* BEGIN Passage provided *
I second that, I got the same results on live deployment, using both approaches to possible fix: a) patching ceph-ansible in mistral-executor container on UC directly using https://github.com/ceph/ceph-ansible/commit/7d2a13f8c7324c0faf5bc40ff75a179bf1dec364#diff-535f2327a9e3f01dd3ee37ba5fec518b (and redeployment) b) installing latest centos build of package ceph-ansible in mistral-executor http://cbs.centos.org/kojifiles/packages/ceph-ansible/3.1.6/1.el7/noarch/ceph-ansible-3.1.6-1.el7.noarch.rpm (and redeployment) - neither fixed this issue, OC deployment still times out after 100 minutes.
Created attachment 1487374 [details] connection_test.py We are continuing to troubleshoot with Mehdi. There seems to be an issue connecting to the cluster from within the gnocchi_db_sync container; a simple connection test using cradox works when executed outside the container but fails when launched within the container.
I have done some testing with a working container (the cinde-api one). TCP connectivity was OK, but strace show in the non-working container that Ceph monitor sends a message that make the client shutdowns cleanly the connection and retry later. Then I have done some comparaison of both containers, and I have found that librados2 are different: gnocchi: librados2-0.94.5-2.el7.x86_64 cinder: librados2-12.2.4-42.el7cp.x86_64 Then I check the minimum version that required by the server side: # ceph osd crush dump |grep required "minimum_required_version": "jewel", Jewel == 10.2.0, so Gnocchi is not able to connect to Ceph because the librados version of Gnocchi is 0.94. Now need to figure out why the container have been generated with a so old librados2 version.
In today's puddle, both have librados2-12.2.5-42.el7cp.x86_64
*** This bug has been marked as a duplicate of bug 1633288 ***
* END Passage provided *
* BEGIN Source data *
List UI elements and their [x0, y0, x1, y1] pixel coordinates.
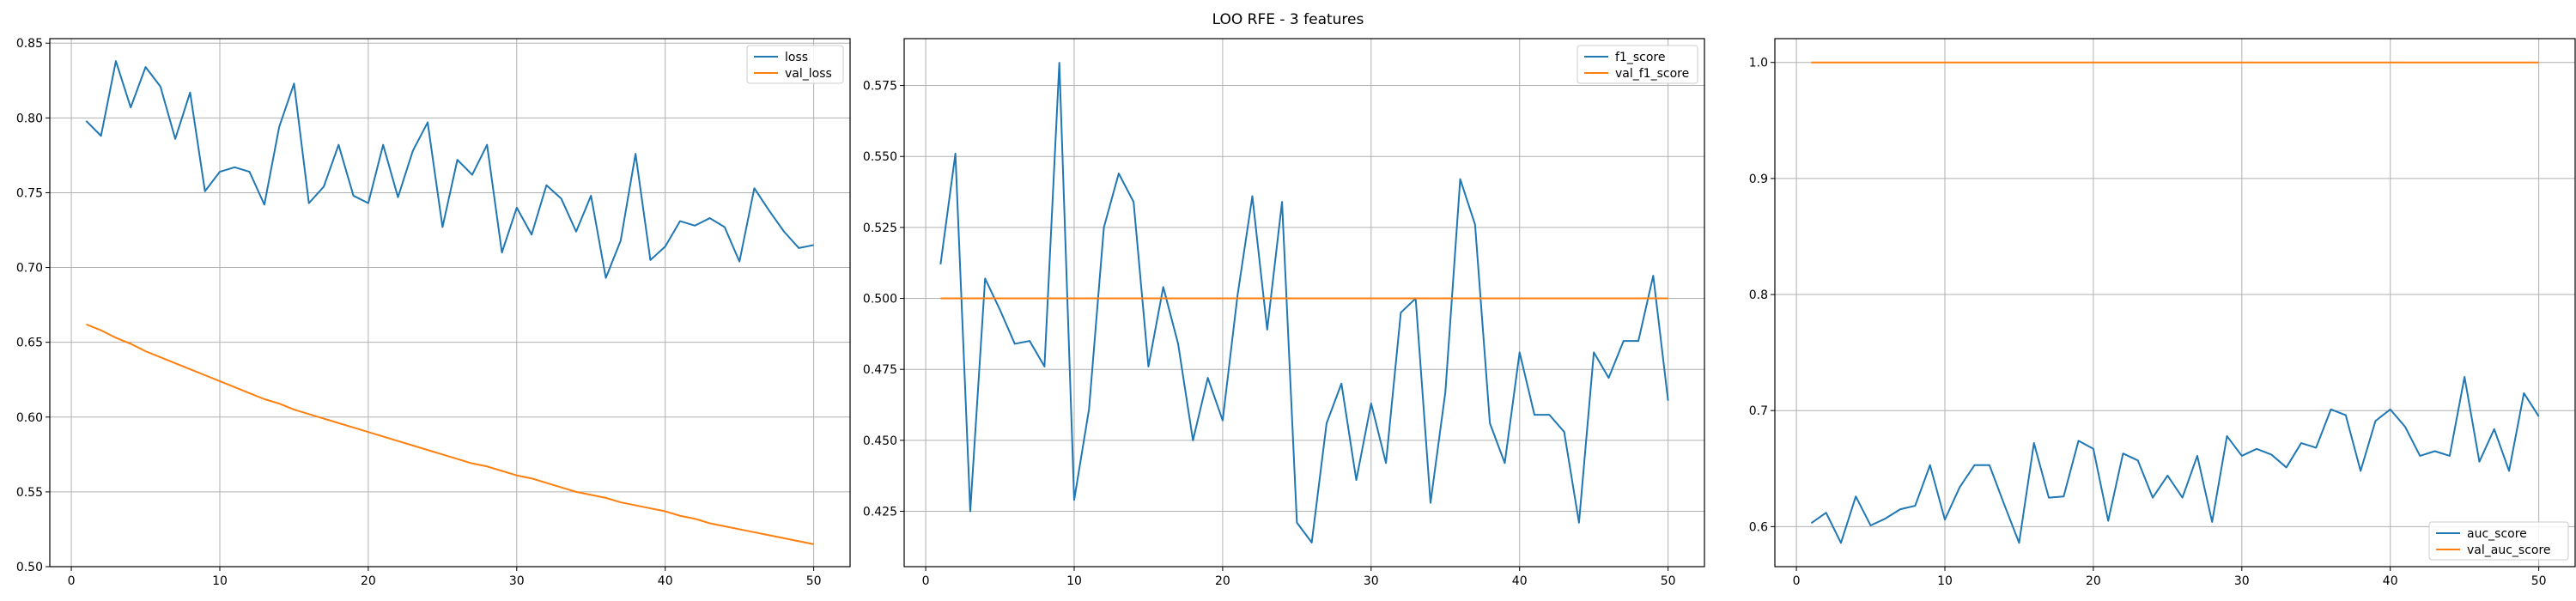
* END Source data *
**To be done**.
1. According to the bug thread, which librados2 version was in the gnocchi container?
2. Output the part of the bug thread from "I have done some testing" to "old librados2 version.".
The listing can be left aside here.

**Exercise results**.
1. librados2-0.94.5-2.el7.x86_64

2.
I have done some testing with a working container (the cinde-api one). TCP connectivity was OK, but strace show in the non-working container that Ceph monitor sends a message that make the client shutdowns cleanly the connection and retry later. Then I have done some comparaison of both containers, and I have found that librados2 are different: gnocchi: librados2-0.94.5-2.el7.x86_64 cinder: librados2-12.2.4-42.el7cp.x86_64 Then I check the minimum version that required by the server side: # ceph osd crush dump |grep required "minimum_required_version": "jewel", Jewel == 10.2.0, so Gnocchi is not able to connect to Ceph because the librados version of Gnocchi is 0.94. Now need to figure out why the container have been generated with a so old librados2 version.